EXERCISE MATERIAL
==================================================
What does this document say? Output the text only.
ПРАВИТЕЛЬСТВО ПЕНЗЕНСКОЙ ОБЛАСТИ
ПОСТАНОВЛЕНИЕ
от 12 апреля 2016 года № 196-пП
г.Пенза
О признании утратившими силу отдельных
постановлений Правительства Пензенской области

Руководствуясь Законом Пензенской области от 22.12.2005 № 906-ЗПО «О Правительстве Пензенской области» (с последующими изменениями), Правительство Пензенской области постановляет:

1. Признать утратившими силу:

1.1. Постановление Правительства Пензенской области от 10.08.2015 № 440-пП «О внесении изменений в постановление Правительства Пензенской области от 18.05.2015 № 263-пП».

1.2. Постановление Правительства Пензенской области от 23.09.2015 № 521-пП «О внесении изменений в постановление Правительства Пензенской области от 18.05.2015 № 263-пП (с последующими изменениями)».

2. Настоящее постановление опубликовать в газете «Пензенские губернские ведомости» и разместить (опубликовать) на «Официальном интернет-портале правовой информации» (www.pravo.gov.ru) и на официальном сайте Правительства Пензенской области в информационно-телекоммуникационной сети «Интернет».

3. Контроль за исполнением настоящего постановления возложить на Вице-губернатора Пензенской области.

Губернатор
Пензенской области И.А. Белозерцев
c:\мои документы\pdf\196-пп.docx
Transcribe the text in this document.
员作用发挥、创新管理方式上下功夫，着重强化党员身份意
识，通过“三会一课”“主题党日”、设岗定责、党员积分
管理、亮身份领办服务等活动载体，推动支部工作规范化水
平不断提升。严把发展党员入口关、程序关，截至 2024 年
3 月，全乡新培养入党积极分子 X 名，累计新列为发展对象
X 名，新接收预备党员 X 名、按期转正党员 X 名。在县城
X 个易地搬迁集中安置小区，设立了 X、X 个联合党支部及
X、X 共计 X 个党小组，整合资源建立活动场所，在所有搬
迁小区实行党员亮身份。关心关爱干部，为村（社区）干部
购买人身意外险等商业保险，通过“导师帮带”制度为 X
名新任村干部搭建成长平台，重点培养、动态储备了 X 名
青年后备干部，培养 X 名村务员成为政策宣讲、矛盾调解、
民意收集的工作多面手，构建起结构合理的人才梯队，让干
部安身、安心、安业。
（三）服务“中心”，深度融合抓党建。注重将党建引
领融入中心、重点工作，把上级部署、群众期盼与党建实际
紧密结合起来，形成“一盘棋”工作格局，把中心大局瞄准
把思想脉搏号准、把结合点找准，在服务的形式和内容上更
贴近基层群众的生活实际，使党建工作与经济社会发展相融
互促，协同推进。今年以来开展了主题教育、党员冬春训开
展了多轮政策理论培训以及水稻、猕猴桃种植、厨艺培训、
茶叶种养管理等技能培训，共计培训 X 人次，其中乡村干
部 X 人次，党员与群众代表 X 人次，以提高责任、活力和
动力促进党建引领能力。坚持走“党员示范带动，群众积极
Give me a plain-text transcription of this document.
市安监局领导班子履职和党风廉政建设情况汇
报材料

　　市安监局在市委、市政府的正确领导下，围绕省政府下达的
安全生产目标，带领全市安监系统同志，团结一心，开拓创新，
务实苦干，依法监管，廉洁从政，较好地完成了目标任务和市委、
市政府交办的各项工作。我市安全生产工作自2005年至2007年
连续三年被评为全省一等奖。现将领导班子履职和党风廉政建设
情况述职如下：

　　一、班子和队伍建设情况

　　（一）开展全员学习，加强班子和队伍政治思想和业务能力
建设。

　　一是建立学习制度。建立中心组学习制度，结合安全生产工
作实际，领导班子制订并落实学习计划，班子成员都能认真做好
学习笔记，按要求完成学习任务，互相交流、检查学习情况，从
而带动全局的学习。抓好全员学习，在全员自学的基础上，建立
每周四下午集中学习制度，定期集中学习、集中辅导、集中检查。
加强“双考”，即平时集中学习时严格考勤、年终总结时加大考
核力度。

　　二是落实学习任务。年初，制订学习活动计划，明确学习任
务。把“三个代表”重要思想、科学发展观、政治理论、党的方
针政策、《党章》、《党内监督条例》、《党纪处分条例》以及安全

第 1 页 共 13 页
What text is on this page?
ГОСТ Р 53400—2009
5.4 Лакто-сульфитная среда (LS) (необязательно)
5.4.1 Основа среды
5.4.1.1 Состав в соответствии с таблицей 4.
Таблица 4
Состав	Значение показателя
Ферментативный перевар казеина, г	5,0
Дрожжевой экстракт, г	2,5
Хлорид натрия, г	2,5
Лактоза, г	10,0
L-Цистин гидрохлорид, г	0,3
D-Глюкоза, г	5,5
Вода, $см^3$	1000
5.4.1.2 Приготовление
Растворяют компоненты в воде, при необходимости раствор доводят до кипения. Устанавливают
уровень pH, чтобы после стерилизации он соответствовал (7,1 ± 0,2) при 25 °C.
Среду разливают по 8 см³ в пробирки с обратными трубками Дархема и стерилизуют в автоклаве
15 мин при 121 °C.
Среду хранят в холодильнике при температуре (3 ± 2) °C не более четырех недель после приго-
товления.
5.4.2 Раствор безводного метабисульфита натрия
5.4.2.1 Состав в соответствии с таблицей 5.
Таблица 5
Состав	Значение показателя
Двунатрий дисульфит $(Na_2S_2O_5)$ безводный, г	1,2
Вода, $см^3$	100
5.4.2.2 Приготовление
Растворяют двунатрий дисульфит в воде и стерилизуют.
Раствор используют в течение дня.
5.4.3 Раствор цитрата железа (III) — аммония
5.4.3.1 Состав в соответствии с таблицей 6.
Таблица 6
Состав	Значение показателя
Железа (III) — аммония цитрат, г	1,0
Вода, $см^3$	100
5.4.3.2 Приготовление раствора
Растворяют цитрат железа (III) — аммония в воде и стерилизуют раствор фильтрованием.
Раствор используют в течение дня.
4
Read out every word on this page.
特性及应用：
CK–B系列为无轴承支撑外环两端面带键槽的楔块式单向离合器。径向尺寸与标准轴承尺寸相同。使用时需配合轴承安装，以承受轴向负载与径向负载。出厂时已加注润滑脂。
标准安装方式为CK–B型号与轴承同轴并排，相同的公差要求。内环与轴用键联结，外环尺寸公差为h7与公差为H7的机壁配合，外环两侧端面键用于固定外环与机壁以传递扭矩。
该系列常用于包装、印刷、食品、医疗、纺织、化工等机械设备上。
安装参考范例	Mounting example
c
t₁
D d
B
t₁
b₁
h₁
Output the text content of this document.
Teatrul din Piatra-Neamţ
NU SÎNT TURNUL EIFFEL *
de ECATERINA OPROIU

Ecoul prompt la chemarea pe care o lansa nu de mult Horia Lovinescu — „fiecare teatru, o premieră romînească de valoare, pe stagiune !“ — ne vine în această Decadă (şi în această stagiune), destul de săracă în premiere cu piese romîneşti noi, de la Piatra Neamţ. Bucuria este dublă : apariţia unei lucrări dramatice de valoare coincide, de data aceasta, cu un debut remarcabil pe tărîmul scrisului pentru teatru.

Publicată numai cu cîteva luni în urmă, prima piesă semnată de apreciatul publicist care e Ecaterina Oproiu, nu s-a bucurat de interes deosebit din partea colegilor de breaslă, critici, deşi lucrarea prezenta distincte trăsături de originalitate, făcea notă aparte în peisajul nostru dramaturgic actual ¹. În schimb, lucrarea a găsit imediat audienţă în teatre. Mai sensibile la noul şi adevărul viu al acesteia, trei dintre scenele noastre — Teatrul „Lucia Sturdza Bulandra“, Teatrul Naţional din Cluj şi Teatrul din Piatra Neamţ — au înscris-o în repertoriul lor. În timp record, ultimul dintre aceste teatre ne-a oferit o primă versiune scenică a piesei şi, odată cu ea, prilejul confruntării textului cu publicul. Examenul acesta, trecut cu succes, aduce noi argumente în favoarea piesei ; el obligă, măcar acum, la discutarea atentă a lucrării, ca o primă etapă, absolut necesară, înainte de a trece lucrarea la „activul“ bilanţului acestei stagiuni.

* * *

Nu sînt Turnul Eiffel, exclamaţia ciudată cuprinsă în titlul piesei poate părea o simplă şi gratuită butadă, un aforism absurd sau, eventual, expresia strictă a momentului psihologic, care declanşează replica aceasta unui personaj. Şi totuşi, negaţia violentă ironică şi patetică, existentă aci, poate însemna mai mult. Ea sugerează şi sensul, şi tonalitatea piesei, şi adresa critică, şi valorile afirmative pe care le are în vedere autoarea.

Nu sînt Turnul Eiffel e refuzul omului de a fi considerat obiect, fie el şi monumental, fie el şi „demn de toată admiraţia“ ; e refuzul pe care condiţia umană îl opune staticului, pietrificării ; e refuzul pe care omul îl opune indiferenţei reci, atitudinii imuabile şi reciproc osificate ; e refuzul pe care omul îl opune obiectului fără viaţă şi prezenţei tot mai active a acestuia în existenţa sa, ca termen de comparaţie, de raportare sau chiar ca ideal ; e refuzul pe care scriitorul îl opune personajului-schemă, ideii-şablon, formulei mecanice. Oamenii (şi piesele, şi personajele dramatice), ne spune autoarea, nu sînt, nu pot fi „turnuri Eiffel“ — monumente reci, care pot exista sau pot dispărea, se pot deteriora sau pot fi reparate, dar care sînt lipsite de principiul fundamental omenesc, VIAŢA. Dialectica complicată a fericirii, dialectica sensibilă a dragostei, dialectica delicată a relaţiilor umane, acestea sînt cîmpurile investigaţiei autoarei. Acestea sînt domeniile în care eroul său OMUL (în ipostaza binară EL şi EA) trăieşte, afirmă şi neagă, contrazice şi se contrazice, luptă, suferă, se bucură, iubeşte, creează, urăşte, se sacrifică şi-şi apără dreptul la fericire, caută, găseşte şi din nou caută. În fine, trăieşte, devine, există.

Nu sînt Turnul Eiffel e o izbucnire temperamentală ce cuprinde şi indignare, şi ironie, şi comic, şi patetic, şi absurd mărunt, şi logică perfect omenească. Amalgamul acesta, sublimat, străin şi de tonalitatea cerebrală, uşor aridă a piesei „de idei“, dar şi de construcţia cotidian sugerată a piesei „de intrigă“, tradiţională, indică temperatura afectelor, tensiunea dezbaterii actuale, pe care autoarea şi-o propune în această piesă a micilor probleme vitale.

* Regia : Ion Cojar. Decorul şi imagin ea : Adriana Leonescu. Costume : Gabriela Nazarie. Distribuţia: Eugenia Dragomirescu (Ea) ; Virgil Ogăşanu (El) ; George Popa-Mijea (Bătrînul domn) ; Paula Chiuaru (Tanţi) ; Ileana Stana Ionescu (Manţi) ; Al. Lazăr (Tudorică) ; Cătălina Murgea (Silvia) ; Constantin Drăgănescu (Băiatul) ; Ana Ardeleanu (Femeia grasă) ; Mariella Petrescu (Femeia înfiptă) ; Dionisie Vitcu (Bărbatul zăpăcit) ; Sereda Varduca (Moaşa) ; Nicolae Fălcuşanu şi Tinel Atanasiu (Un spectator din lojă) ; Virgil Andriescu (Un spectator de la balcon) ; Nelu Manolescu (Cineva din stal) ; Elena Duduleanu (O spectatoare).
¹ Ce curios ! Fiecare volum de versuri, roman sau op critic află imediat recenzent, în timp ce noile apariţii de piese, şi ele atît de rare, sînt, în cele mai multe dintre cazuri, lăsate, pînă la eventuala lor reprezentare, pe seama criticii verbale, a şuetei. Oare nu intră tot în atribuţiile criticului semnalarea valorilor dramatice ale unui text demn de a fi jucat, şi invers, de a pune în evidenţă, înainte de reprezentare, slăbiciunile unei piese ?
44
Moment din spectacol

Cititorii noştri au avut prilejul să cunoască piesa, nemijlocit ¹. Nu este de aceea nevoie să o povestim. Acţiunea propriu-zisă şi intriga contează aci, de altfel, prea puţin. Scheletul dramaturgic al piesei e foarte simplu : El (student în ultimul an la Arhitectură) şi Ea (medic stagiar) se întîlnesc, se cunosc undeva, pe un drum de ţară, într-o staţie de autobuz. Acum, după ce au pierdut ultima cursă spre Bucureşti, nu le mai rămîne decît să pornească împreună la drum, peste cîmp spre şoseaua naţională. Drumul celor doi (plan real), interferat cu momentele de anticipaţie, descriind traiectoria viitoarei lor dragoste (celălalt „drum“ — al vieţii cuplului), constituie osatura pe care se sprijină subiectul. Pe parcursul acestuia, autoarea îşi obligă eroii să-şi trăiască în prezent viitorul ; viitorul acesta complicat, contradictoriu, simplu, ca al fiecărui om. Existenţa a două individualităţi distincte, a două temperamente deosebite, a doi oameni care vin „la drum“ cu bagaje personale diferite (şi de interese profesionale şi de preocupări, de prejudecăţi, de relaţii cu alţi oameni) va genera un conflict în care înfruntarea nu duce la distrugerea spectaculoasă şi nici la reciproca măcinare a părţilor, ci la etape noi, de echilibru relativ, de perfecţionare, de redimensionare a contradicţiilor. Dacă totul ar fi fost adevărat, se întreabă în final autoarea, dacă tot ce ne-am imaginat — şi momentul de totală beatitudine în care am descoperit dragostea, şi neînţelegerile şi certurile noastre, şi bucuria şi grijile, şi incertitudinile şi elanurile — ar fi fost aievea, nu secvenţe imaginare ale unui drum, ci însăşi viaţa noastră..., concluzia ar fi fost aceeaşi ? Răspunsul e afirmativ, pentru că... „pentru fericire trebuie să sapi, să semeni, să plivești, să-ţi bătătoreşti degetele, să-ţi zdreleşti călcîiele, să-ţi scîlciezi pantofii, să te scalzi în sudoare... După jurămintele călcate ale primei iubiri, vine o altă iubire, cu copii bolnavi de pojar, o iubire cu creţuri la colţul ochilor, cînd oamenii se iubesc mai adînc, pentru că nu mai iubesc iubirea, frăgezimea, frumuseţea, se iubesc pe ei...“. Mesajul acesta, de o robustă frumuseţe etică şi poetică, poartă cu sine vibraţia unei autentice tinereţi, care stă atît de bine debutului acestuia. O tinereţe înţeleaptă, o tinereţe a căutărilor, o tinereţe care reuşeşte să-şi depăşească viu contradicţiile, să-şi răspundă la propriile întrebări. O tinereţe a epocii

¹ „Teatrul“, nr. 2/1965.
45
==================================================
WORK REQUIRED
Identify each line in the records above containing the word "absurd"; copy those lines.

TASK RESPONSE
Nu sînt Turnul Eiffel, exclamaţia ciudată cuprinsă în titlul piesei poate părea o simplă şi gratuită butadă, un aforism absurd sau, eventual, expresia strictă a momentului psihologic, care declanşează replica aceasta unui personaj. Şi totuşi, negaţia violentă ironică şi patetică, existentă aci, poate însemna mai mult. Ea sugerează şi sensul, şi tonalitatea piesei, şi adresa critică, şi valorile afirmative pe care le are în vedere autoarea.
Nu sînt Turnul Eiffel e o izbucnire temperamentală ce cuprinde şi indignare, şi ironie, şi comic, şi patetic, şi absurd mărunt, şi logică perfect omenească. Amalgamul acesta, sublimat, străin şi de tonalitatea cerebrală, uşor aridă a piesei „de idei“, dar şi de construcţia cotidian sugerată a piesei „de intrigă“, tradiţională, indică temperatura afectelor, tensiunea dezbaterii actuale, pe care autoarea şi-o propune în această piesă a micilor probleme vitale.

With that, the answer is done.